[Data listing]
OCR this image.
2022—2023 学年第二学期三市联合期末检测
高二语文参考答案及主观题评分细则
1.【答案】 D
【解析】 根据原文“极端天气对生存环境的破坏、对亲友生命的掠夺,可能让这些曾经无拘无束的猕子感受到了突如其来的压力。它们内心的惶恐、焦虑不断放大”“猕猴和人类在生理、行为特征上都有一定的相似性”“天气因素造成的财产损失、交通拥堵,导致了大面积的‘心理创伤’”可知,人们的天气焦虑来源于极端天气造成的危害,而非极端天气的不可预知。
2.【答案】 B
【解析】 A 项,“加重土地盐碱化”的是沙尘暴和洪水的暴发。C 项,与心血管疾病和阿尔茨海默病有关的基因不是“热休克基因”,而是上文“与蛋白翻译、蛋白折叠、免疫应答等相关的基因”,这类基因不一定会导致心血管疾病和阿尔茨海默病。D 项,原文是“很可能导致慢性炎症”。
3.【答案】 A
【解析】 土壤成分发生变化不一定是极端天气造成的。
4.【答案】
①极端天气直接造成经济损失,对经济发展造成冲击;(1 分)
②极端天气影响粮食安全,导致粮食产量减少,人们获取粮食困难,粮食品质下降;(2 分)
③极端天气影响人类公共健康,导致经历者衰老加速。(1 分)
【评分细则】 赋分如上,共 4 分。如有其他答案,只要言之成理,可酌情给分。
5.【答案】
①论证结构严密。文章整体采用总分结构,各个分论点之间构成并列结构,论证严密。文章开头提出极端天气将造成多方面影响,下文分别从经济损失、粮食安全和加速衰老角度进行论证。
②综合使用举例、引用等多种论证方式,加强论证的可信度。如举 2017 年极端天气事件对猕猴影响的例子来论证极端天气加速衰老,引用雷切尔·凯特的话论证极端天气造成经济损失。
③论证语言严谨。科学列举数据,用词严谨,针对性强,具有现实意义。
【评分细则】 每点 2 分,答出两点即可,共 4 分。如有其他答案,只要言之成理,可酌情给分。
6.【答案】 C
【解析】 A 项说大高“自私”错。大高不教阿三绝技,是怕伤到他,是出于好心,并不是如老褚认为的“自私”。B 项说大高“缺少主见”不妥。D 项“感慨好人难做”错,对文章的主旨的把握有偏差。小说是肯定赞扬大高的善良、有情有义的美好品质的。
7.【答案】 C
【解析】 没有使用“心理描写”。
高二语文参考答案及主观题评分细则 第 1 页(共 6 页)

- _The task_:
Transcribe every entry exactly.

- _Expected output_:
OCR this image.
2022—2023 学年第二学期三市联合期末检测
高二语文参考答案及主观题评分细则
1.【答案】 D
【解析】 根据原文“极端天气对生存环境的破坏、对亲友生命的掠夺,可能让这些曾经无拘无束的猕子感受到了突如其来的压力。它们内心的惶恐、焦虑不断放大”“猕猴和人类在生理、行为特征上都有一定的相似性”“天气因素造成的财产损失、交通拥堵,导致了大面积的‘心理创伤’”可知,人们的天气焦虑来源于极端天气造成的危害,而非极端天气的不可预知。
2.【答案】 B
【解析】 A 项,“加重土地盐碱化”的是沙尘暴和洪水的暴发。C 项,与心血管疾病和阿尔茨海默病有关的基因不是“热休克基因”,而是上文“与蛋白翻译、蛋白折叠、免疫应答等相关的基因”,这类基因不一定会导致心血管疾病和阿尔茨海默病。D 项,原文是“很可能导致慢性炎症”。
3.【答案】 A
【解析】 土壤成分发生变化不一定是极端天气造成的。
4.【答案】
①极端天气直接造成经济损失,对经济发展造成冲击;(1 分)
②极端天气影响粮食安全,导致粮食产量减少,人们获取粮食困难,粮食品质下降;(2 分)
③极端天气影响人类公共健康,导致经历者衰老加速。(1 分)
【评分细则】 赋分如上,共 4 分。如有其他答案,只要言之成理,可酌情给分。
5.【答案】
①论证结构严密。文章整体采用总分结构,各个分论点之间构成并列结构,论证严密。文章开头提出极端天气将造成多方面影响,下文分别从经济损失、粮食安全和加速衰老角度进行论证。
②综合使用举例、引用等多种论证方式,加强论证的可信度。如举 2017 年极端天气事件对猕猴影响的例子来论证极端天气加速衰老,引用雷切尔·凯特的话论证极端天气造成经济损失。
③论证语言严谨。科学列举数据,用词严谨,针对性强,具有现实意义。
【评分细则】 每点 2 分,答出两点即可,共 4 分。如有其他答案,只要言之成理,可酌情给分。
6.【答案】 C
【解析】 A 项说大高“自私”错。大高不教阿三绝技,是怕伤到他,是出于好心,并不是如老褚认为的“自私”。B 项说大高“缺少主见”不妥。D 项“感慨好人难做”错,对文章的主旨的把握有偏差。小说是肯定赞扬大高的善良、有情有义的美好品质的。
7.【答案】 C
【解析】 没有使用“心理描写”。
高二语文参考答案及主观题评分细则 第 1 页(共 6 页)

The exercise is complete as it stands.